● Data to use:

— start —

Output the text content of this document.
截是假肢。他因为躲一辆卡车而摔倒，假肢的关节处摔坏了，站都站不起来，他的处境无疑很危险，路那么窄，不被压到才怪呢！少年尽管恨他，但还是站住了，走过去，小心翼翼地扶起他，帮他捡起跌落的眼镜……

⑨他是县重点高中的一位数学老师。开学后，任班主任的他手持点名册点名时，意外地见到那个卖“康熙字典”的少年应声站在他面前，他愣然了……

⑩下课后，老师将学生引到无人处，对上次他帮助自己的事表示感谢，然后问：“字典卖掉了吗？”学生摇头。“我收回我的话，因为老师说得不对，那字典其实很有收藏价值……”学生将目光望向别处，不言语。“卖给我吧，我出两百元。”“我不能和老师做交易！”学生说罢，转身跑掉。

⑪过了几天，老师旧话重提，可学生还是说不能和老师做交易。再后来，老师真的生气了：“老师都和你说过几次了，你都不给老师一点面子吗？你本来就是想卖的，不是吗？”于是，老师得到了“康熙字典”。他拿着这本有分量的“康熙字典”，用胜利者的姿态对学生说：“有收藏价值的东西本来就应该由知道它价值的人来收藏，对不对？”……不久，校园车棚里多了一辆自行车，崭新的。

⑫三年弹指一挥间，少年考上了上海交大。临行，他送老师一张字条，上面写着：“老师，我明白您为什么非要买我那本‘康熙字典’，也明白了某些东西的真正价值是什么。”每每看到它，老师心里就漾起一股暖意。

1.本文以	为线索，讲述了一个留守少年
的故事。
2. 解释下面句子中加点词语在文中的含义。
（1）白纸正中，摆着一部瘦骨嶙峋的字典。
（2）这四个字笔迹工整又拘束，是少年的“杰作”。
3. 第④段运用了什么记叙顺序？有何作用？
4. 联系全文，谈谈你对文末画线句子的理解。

— end —
— start —

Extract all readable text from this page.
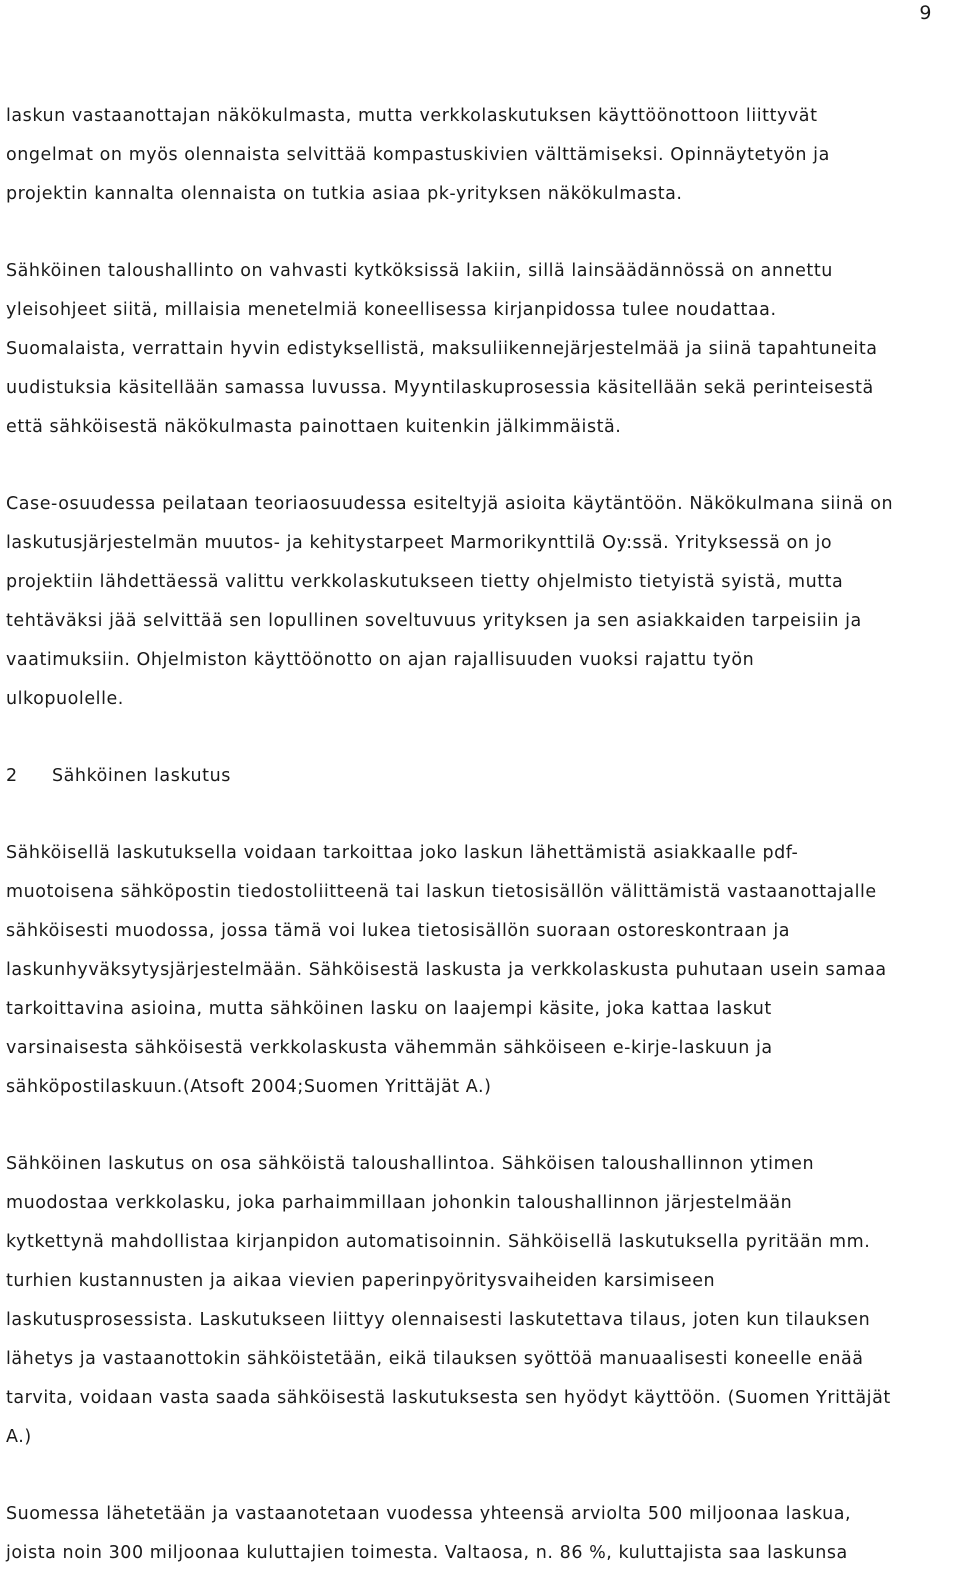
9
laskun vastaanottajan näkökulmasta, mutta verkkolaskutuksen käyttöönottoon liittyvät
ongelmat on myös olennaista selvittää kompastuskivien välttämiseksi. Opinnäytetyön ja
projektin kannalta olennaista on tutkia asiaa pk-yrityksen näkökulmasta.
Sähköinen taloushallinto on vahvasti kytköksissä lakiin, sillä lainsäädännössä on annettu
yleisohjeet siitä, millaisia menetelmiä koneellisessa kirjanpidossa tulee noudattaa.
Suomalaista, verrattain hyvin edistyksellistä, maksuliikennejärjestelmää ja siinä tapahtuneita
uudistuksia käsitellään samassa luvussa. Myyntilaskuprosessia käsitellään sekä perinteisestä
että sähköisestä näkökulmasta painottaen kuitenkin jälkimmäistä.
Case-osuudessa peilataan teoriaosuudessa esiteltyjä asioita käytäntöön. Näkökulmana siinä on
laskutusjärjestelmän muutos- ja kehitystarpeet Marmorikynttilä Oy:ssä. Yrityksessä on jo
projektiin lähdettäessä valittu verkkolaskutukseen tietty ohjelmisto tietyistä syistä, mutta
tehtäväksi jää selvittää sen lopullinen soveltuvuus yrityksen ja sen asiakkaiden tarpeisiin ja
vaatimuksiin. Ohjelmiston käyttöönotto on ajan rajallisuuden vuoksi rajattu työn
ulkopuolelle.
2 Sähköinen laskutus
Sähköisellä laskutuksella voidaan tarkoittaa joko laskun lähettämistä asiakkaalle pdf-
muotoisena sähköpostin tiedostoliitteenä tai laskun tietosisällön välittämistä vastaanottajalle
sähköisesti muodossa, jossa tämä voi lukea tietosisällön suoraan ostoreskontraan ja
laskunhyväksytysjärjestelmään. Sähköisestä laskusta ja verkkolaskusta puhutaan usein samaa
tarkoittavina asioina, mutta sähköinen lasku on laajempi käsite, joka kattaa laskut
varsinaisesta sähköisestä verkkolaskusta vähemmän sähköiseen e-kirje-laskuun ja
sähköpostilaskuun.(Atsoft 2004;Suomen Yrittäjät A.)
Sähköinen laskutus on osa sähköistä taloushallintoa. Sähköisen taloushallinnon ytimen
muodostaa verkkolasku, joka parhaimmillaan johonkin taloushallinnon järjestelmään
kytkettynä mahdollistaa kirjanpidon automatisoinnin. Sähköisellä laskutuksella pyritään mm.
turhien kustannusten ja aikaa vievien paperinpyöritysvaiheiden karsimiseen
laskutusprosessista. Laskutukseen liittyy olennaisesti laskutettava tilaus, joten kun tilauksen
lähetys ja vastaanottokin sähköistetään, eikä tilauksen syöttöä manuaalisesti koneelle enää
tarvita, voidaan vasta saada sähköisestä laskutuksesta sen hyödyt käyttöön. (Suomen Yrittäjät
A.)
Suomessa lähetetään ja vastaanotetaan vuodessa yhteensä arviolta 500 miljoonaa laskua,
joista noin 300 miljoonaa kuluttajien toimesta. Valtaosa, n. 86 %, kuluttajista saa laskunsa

— end —

● Written request: Using the records above, list each line that includes "yrityksen".

● Solution to this exercise:
projektin kannalta olennaista on tutkia asiaa pk-yrityksen näkökulmasta.
tehtäväksi jää selvittää sen lopullinen soveltuvuus yrityksen ja sen asiakkaiden tarpeisiin ja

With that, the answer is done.